GIVEN PROBLEM →
Repeat every entry word for word, skipping the pictures.

** Start **

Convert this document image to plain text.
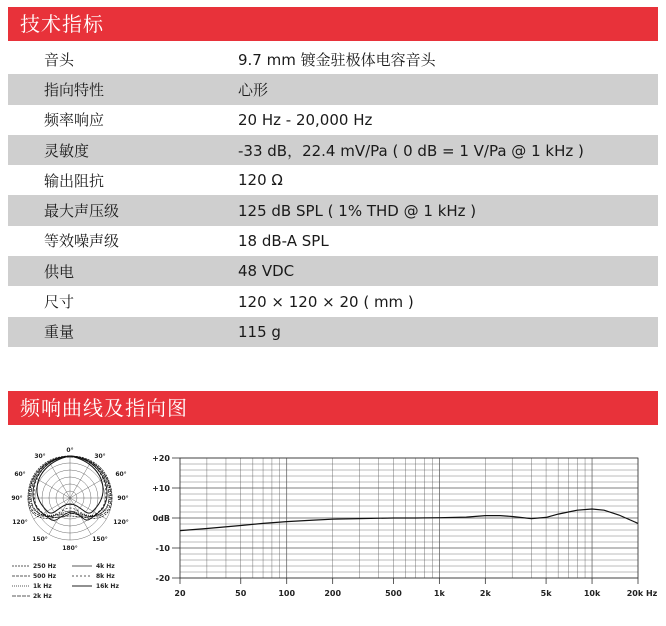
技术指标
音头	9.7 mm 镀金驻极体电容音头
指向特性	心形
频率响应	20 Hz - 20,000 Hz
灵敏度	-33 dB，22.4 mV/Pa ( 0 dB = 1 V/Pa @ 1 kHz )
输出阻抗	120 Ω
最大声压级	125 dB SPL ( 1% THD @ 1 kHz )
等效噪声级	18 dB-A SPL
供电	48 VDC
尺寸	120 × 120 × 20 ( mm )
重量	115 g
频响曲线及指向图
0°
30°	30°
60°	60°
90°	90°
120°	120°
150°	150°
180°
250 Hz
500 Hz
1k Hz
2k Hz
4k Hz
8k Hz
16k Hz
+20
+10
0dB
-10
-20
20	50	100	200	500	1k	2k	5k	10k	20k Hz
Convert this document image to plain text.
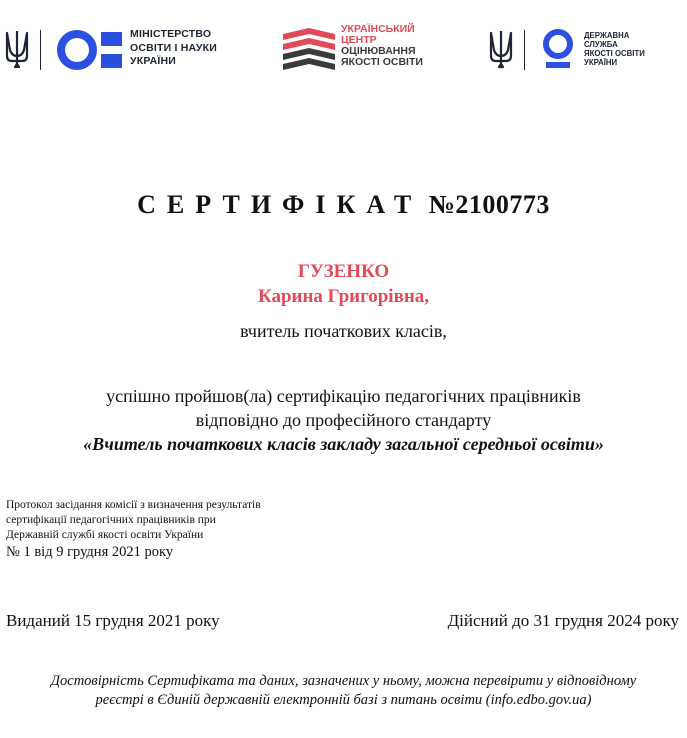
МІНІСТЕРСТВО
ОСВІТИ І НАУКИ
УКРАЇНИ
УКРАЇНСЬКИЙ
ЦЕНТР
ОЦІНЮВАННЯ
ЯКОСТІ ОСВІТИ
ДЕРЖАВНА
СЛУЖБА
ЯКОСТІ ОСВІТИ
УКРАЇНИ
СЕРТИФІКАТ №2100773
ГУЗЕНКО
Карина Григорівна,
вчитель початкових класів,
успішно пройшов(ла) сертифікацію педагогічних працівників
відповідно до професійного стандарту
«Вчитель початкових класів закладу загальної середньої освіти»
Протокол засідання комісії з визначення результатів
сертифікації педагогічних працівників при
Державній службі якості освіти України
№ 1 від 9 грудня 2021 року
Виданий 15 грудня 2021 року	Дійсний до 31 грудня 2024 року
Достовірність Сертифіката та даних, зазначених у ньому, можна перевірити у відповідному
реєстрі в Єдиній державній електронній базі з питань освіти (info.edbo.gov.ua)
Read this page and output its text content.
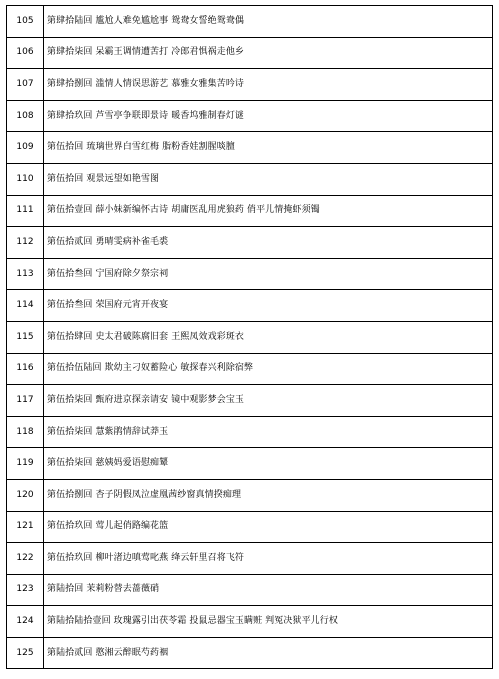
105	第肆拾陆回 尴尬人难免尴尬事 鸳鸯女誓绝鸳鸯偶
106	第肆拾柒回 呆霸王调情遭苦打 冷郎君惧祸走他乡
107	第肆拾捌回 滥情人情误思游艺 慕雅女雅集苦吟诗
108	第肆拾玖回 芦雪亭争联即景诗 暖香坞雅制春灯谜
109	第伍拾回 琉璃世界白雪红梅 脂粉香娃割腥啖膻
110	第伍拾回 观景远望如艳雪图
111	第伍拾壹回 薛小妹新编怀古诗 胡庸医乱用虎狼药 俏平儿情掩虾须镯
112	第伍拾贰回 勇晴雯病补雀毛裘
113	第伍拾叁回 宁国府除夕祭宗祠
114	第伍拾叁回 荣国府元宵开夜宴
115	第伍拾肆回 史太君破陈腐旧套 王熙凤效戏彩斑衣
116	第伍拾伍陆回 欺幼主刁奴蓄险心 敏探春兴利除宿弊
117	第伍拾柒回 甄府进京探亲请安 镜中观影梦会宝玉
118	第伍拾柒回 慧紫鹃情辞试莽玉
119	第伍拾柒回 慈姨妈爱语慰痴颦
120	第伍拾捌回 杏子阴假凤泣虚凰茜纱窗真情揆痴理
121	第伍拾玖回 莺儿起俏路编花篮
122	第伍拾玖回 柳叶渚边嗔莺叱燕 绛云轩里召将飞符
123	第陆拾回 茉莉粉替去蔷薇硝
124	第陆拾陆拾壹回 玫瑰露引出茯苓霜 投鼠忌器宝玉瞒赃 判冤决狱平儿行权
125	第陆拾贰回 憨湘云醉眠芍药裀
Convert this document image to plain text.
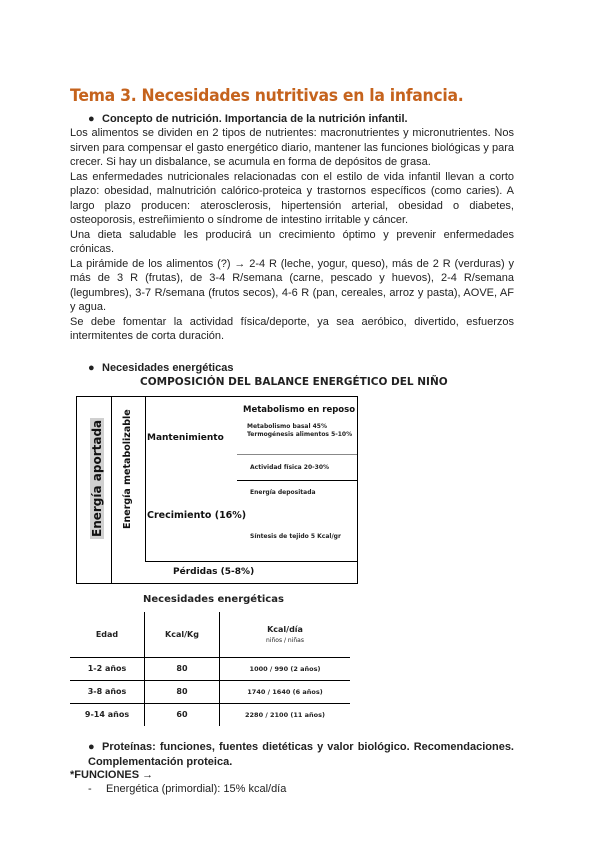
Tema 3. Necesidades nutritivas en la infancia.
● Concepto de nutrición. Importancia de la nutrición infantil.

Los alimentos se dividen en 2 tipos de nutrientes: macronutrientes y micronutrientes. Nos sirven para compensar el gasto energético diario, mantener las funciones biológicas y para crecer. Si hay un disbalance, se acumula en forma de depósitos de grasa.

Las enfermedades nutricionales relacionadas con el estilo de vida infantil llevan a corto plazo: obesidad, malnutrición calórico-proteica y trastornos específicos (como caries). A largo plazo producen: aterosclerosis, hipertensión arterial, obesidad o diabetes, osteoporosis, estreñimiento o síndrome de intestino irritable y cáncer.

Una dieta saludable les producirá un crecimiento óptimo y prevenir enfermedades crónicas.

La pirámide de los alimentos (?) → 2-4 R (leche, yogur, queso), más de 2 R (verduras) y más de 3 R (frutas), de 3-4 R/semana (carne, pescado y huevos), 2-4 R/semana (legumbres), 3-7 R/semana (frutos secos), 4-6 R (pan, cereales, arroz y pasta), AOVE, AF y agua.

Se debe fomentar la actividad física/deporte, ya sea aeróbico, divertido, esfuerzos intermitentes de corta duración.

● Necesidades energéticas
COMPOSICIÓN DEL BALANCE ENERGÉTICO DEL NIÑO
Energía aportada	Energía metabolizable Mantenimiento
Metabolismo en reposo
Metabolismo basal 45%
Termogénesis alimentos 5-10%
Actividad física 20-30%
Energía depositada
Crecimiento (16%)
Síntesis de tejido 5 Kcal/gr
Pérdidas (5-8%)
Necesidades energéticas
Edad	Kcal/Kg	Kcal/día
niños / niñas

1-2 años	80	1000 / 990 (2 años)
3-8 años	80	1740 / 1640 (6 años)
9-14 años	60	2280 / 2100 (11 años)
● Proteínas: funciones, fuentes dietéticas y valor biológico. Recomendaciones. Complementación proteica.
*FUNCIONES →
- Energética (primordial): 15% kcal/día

** End **

WRITTEN SOLUTION →
Convert this document image to plain text.
技术指标
音头	9.7 mm 镀金驻极体电容音头
指向特性	心形
频率响应	20 Hz - 20,000 Hz
灵敏度	-33 dB，22.4 mV/Pa ( 0 dB = 1 V/Pa @ 1 kHz )
输出阻抗	120 Ω
最大声压级	125 dB SPL ( 1% THD @ 1 kHz )
等效噪声级	18 dB-A SPL
供电	48 VDC
尺寸	120 × 120 × 20 ( mm )
重量	115 g
频响曲线及指向图
0°
30°	30°
60°	60°
90°	90°
120°	120°
150°	150°
180°
250 Hz
500 Hz
1k Hz
2k Hz
4k Hz
8k Hz
16k Hz
+20
+10
0dB
-10
-20
20	50	100	200	500	1k	2k	5k	10k	20k Hz
Convert this document image to plain text.
МІНІСТЕРСТВО
ОСВІТИ І НАУКИ
УКРАЇНИ
УКРАЇНСЬКИЙ
ЦЕНТР
ОЦІНЮВАННЯ
ЯКОСТІ ОСВІТИ
ДЕРЖАВНА
СЛУЖБА
ЯКОСТІ ОСВІТИ
УКРАЇНИ
СЕРТИФІКАТ №2100773
ГУЗЕНКО
Карина Григорівна,
вчитель початкових класів,
успішно пройшов(ла) сертифікацію педагогічних працівників
відповідно до професійного стандарту
«Вчитель початкових класів закладу загальної середньої освіти»
Протокол засідання комісії з визначення результатів
сертифікації педагогічних працівників при
Державній службі якості освіти України
№ 1 від 9 грудня 2021 року
Виданий 15 грудня 2021 року	Дійсний до 31 грудня 2024 року
Достовірність Сертифіката та даних, зазначених у ньому, можна перевірити у відповідному
реєстрі в Єдиній державній електронній базі з питань освіти (info.edbo.gov.ua)
Read this page and output its text content.
105	第肆拾陆回 尴尬人难免尴尬事 鸳鸯女誓绝鸳鸯偶
106	第肆拾柒回 呆霸王调情遭苦打 冷郎君惧祸走他乡
107	第肆拾捌回 滥情人情误思游艺 慕雅女雅集苦吟诗
108	第肆拾玖回 芦雪亭争联即景诗 暖香坞雅制春灯谜
109	第伍拾回 琉璃世界白雪红梅 脂粉香娃割腥啖膻
110	第伍拾回 观景远望如艳雪图
111	第伍拾壹回 薛小妹新编怀古诗 胡庸医乱用虎狼药 俏平儿情掩虾须镯
112	第伍拾贰回 勇晴雯病补雀毛裘
113	第伍拾叁回 宁国府除夕祭宗祠
114	第伍拾叁回 荣国府元宵开夜宴
115	第伍拾肆回 史太君破陈腐旧套 王熙凤效戏彩斑衣
116	第伍拾伍陆回 欺幼主刁奴蓄险心 敏探春兴利除宿弊
117	第伍拾柒回 甄府进京探亲请安 镜中观影梦会宝玉
118	第伍拾柒回 慧紫鹃情辞试莽玉
119	第伍拾柒回 慈姨妈爱语慰痴颦
120	第伍拾捌回 杏子阴假凤泣虚凰茜纱窗真情揆痴理
121	第伍拾玖回 莺儿起俏路编花篮
122	第伍拾玖回 柳叶渚边嗔莺叱燕 绛云轩里召将飞符
123	第陆拾回 茉莉粉替去蔷薇硝
124	第陆拾陆拾壹回 玫瑰露引出茯苓霜 投鼠忌器宝玉瞒赃 判冤决狱平儿行权
125	第陆拾贰回 憨湘云醉眠芍药裀
Convert this document image to plain text.
Tema 3. Necesidades nutritivas en la infancia.
● Concepto de nutrición. Importancia de la nutrición infantil.

Los alimentos se dividen en 2 tipos de nutrientes: macronutrientes y micronutrientes. Nos sirven para compensar el gasto energético diario, mantener las funciones biológicas y para crecer. Si hay un disbalance, se acumula en forma de depósitos de grasa.

Las enfermedades nutricionales relacionadas con el estilo de vida infantil llevan a corto plazo: obesidad, malnutrición calórico-proteica y trastornos específicos (como caries). A largo plazo producen: aterosclerosis, hipertensión arterial, obesidad o diabetes, osteoporosis, estreñimiento o síndrome de intestino irritable y cáncer.

Una dieta saludable les producirá un crecimiento óptimo y prevenir enfermedades crónicas.

La pirámide de los alimentos (?) → 2-4 R (leche, yogur, queso), más de 2 R (verduras) y más de 3 R (frutas), de 3-4 R/semana (carne, pescado y huevos), 2-4 R/semana (legumbres), 3-7 R/semana (frutos secos), 4-6 R (pan, cereales, arroz y pasta), AOVE, AF y agua.

Se debe fomentar la actividad física/deporte, ya sea aeróbico, divertido, esfuerzos intermitentes de corta duración.

● Necesidades energéticas
COMPOSICIÓN DEL BALANCE ENERGÉTICO DEL NIÑO
Energía aportada	Energía metabolizable Mantenimiento
Metabolismo en reposo
Metabolismo basal 45%
Termogénesis alimentos 5-10%
Actividad física 20-30%
Energía depositada
Crecimiento (16%)
Síntesis de tejido 5 Kcal/gr
Pérdidas (5-8%)
Necesidades energéticas
Edad	Kcal/Kg	Kcal/día
niños / niñas

1-2 años	80	1000 / 990 (2 años)
3-8 años	80	1740 / 1640 (6 años)
9-14 años	60	2280 / 2100 (11 años)
● Proteínas: funciones, fuentes dietéticas y valor biológico. Recomendaciones. Complementación proteica.
*FUNCIONES →
- Energética (primordial): 15% kcal/día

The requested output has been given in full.